(EXERCISE DIRECTIONS): Count lines with "this" in them. Report only the total.

(RECORDS SUPPLIED):
•••••

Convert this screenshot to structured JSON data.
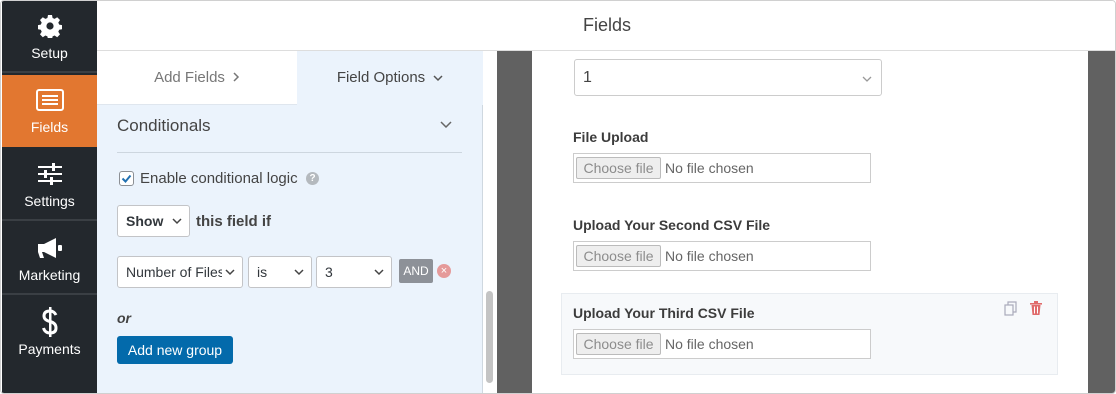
{
  "nav": {
    "items": [
      {
        "label": "Setup",
        "icon": "gear-icon"
      },
      {
        "label": "Fields",
        "icon": "list-icon",
        "active": true
      },
      {
        "label": "Settings",
        "icon": "sliders-icon"
      },
      {
        "label": "Marketing",
        "icon": "megaphone-icon"
      },
      {
        "label": "Payments",
        "icon": "dollar-icon"
      }
    ]
  },
  "header": {
    "title": "Fields"
  },
  "options": {
    "tabs": {
      "add_fields": "Add Fields",
      "field_options": "Field Options"
    },
    "section_title": "Conditionals",
    "enable_label": "Enable conditional logic",
    "enable_checked": true,
    "action": {
      "selected": "Show",
      "suffix": "this field if"
    },
    "rule": {
      "field": "Number of Files",
      "operator": "is",
      "value": "3",
      "and_label": "AND"
    },
    "or_label": "or",
    "add_group_label": "Add new group"
  },
  "preview": {
    "top_select_value": "1",
    "fields": [
      {
        "label": "File Upload",
        "button": "Choose file",
        "status": "No file chosen"
      },
      {
        "label": "Upload Your Second CSV File",
        "button": "Choose file",
        "status": "No file chosen"
      },
      {
        "label": "Upload Your Third CSV File",
        "button": "Choose file",
        "status": "No file chosen"
      }
    ]
  },
  "colors": {
    "nav_bg": "#23282d",
    "nav_active": "#e27730",
    "panel_bg": "#ebf3fc",
    "primary_button": "#036aab",
    "preview_bg": "#616161"
  }
}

•••••

(EXERCISE ANSWER): 2